■ **Dataset content**:
★ ★ ★ ★ ★
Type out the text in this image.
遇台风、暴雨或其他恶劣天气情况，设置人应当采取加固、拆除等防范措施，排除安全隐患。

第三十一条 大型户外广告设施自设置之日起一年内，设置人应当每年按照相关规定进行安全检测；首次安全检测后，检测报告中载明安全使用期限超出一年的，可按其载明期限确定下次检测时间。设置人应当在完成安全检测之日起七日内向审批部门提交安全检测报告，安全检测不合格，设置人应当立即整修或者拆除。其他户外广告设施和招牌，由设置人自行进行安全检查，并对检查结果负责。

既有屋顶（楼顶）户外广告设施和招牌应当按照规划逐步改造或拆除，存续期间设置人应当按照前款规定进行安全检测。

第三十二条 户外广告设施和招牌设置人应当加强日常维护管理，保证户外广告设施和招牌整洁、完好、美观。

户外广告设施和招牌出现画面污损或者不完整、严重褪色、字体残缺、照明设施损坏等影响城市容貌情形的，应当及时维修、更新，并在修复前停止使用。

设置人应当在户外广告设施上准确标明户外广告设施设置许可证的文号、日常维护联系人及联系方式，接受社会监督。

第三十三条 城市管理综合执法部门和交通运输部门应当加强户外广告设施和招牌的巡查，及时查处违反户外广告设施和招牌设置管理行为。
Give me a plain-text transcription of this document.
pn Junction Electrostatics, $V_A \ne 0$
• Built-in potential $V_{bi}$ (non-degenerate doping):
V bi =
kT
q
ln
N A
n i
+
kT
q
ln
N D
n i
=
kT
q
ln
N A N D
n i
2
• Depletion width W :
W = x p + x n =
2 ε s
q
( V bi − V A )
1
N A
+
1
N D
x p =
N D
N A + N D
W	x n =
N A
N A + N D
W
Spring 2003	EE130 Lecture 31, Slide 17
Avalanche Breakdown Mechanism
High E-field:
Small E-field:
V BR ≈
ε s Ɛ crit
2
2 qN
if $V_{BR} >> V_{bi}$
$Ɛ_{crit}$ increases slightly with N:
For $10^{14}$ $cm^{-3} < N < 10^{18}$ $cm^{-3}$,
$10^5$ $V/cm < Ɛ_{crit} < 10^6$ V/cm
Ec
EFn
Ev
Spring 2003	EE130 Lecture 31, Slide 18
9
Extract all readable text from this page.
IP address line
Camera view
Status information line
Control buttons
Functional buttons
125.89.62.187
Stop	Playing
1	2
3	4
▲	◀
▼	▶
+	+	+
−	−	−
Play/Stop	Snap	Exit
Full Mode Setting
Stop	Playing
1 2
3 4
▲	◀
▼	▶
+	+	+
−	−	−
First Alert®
★ ★ ★ ★ ★
Here, the records must be output exactly and in full.

Type out the text in this image.
遇台风、暴雨或其他恶劣天气情况，设置人应当采取加固、拆除等防范措施，排除安全隐患。

第三十一条 大型户外广告设施自设置之日起一年内，设置人应当每年按照相关规定进行安全检测；首次安全检测后，检测报告中载明安全使用期限超出一年的，可按其载明期限确定下次检测时间。设置人应当在完成安全检测之日起七日内向审批部门提交安全检测报告，安全检测不合格，设置人应当立即整修或者拆除。其他户外广告设施和招牌，由设置人自行进行安全检查，并对检查结果负责。

既有屋顶（楼顶）户外广告设施和招牌应当按照规划逐步改造或拆除，存续期间设置人应当按照前款规定进行安全检测。

第三十二条 户外广告设施和招牌设置人应当加强日常维护管理，保证户外广告设施和招牌整洁、完好、美观。

户外广告设施和招牌出现画面污损或者不完整、严重褪色、字体残缺、照明设施损坏等影响城市容貌情形的，应当及时维修、更新，并在修复前停止使用。

设置人应当在户外广告设施上准确标明户外广告设施设置许可证的文号、日常维护联系人及联系方式，接受社会监督。

第三十三条 城市管理综合执法部门和交通运输部门应当加强户外广告设施和招牌的巡查，及时查处违反户外广告设施和招牌设置管理行为。
Give me a plain-text transcription of this document.
pn Junction Electrostatics, $V_A \ne 0$
• Built-in potential $V_{bi}$ (non-degenerate doping):
V bi =
kT
q
ln
N A
n i
+
kT
q
ln
N D
n i
=
kT
q
ln
N A N D
n i
2
• Depletion width W :
W = x p + x n =
2 ε s
q
( V bi − V A )
1
N A
+
1
N D
x p =
N D
N A + N D
W	x n =
N A
N A + N D
W
Spring 2003	EE130 Lecture 31, Slide 17
Avalanche Breakdown Mechanism
High E-field:
Small E-field:
V BR ≈
ε s Ɛ crit
2
2 qN
if $V_{BR} >> V_{bi}$
$Ɛ_{crit}$ increases slightly with N:
For $10^{14}$ $cm^{-3} < N < 10^{18}$ $cm^{-3}$,
$10^5$ $V/cm < Ɛ_{crit} < 10^6$ V/cm
Ec
EFn
Ev
Spring 2003	EE130 Lecture 31, Slide 18
9
Extract all readable text from this page.
IP address line
Camera view
Status information line
Control buttons
Functional buttons
125.89.62.187
Stop	Playing
1	2
3	4
▲	◀
▼	▶
+	+	+
−	−	−
Play/Stop	Snap	Exit
Full Mode Setting
Stop	Playing
1 2
3 4
▲	◀
▼	▶
+	+	+
−	−	−
First Alert®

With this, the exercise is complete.